## begin
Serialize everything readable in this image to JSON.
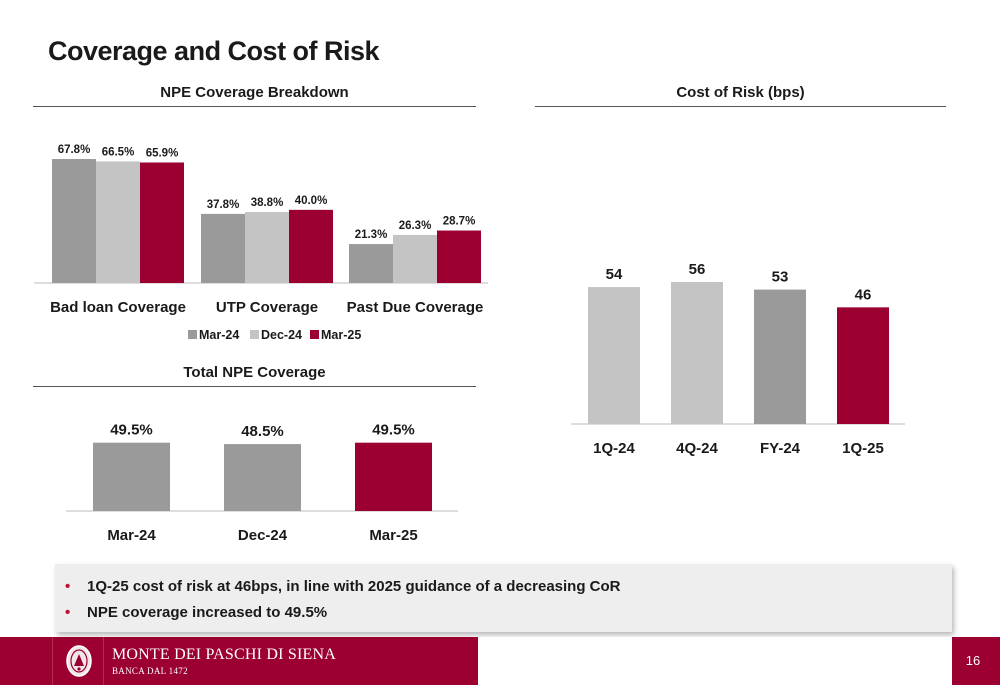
{
  "page": {
    "title": "Coverage and Cost of Risk",
    "page_number": "16"
  },
  "colors": {
    "mar24": "#9a9a9a",
    "dec24": "#c4c4c4",
    "mar25": "#9b0031",
    "accent": "#9b0031"
  },
  "chart_data": [
    {
      "type": "bar",
      "title": "NPE Coverage Breakdown",
      "categories": [
        "Bad loan Coverage",
        "UTP Coverage",
        "Past Due Coverage"
      ],
      "series": [
        {
          "name": "Mar-24",
          "values": [
            67.8,
            37.8,
            21.3
          ],
          "labels": [
            "67.8%",
            "37.8%",
            "21.3%"
          ]
        },
        {
          "name": "Dec-24",
          "values": [
            66.5,
            38.8,
            26.3
          ],
          "labels": [
            "66.5%",
            "38.8%",
            "26.3%"
          ]
        },
        {
          "name": "Mar-25",
          "values": [
            65.9,
            40.0,
            28.7
          ],
          "labels": [
            "65.9%",
            "40.0%",
            "28.7%"
          ]
        }
      ],
      "legend": "bottom",
      "ylim": [
        0,
        70
      ],
      "grid": false
    },
    {
      "type": "bar",
      "title": "Total NPE Coverage",
      "categories": [
        "Mar-24",
        "Dec-24",
        "Mar-25"
      ],
      "values": [
        49.5,
        48.5,
        49.5
      ],
      "labels": [
        "49.5%",
        "48.5%",
        "49.5%"
      ],
      "ylim": [
        0,
        50
      ],
      "grid": false
    },
    {
      "type": "bar",
      "title": "Cost of Risk (bps)",
      "categories": [
        "1Q-24",
        "4Q-24",
        "FY-24",
        "1Q-25"
      ],
      "values": [
        54,
        56,
        53,
        46
      ],
      "labels": [
        "54",
        "56",
        "53",
        "46"
      ],
      "ylim": [
        0,
        56
      ],
      "grid": false
    }
  ],
  "bullets": [
    "1Q-25 cost of risk at 46bps, in line with 2025 guidance of a decreasing CoR",
    "NPE coverage increased to 49.5%"
  ],
  "footer": {
    "brand": "MONTE DEI PASCHI DI SIENA",
    "subtitle": "BANCA DAL 1472",
    "logo_icon": "bank-seal-icon"
  }
}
## end
• Task description:
Images in the records should not be copied. Repeat all the rest exactly.

• Response below:
Serialize everything readable in this image to JSON.
{
  "page": {
    "title": "Coverage and Cost of Risk",
    "page_number": "16"
  },
  "colors": {
    "mar24": "#9a9a9a",
    "dec24": "#c4c4c4",
    "mar25": "#9b0031",
    "accent": "#9b0031"
  },
  "chart_data": [
    {
      "type": "bar",
      "title": "NPE Coverage Breakdown",
      "categories": [
        "Bad loan Coverage",
        "UTP Coverage",
        "Past Due Coverage"
      ],
      "series": [
        {
          "name": "Mar-24",
          "values": [
            67.8,
            37.8,
            21.3
          ],
          "labels": [
            "67.8%",
            "37.8%",
            "21.3%"
          ]
        },
        {
          "name": "Dec-24",
          "values": [
            66.5,
            38.8,
            26.3
          ],
          "labels": [
            "66.5%",
            "38.8%",
            "26.3%"
          ]
        },
        {
          "name": "Mar-25",
          "values": [
            65.9,
            40.0,
            28.7
          ],
          "labels": [
            "65.9%",
            "40.0%",
            "28.7%"
          ]
        }
      ],
      "legend": "bottom",
      "ylim": [
        0,
        70
      ],
      "grid": false
    },
    {
      "type": "bar",
      "title": "Total NPE Coverage",
      "categories": [
        "Mar-24",
        "Dec-24",
        "Mar-25"
      ],
      "values": [
        49.5,
        48.5,
        49.5
      ],
      "labels": [
        "49.5%",
        "48.5%",
        "49.5%"
      ],
      "ylim": [
        0,
        50
      ],
      "grid": false
    },
    {
      "type": "bar",
      "title": "Cost of Risk (bps)",
      "categories": [
        "1Q-24",
        "4Q-24",
        "FY-24",
        "1Q-25"
      ],
      "values": [
        54,
        56,
        53,
        46
      ],
      "labels": [
        "54",
        "56",
        "53",
        "46"
      ],
      "ylim": [
        0,
        56
      ],
      "grid": false
    }
  ],
  "bullets": [
    "1Q-25 cost of risk at 46bps, in line with 2025 guidance of a decreasing CoR",
    "NPE coverage increased to 49.5%"
  ],
  "footer": {
    "brand": "MONTE DEI PASCHI DI SIENA",
    "subtitle": "BANCA DAL 1472",
    "logo_icon": "bank-seal-icon"
  }
}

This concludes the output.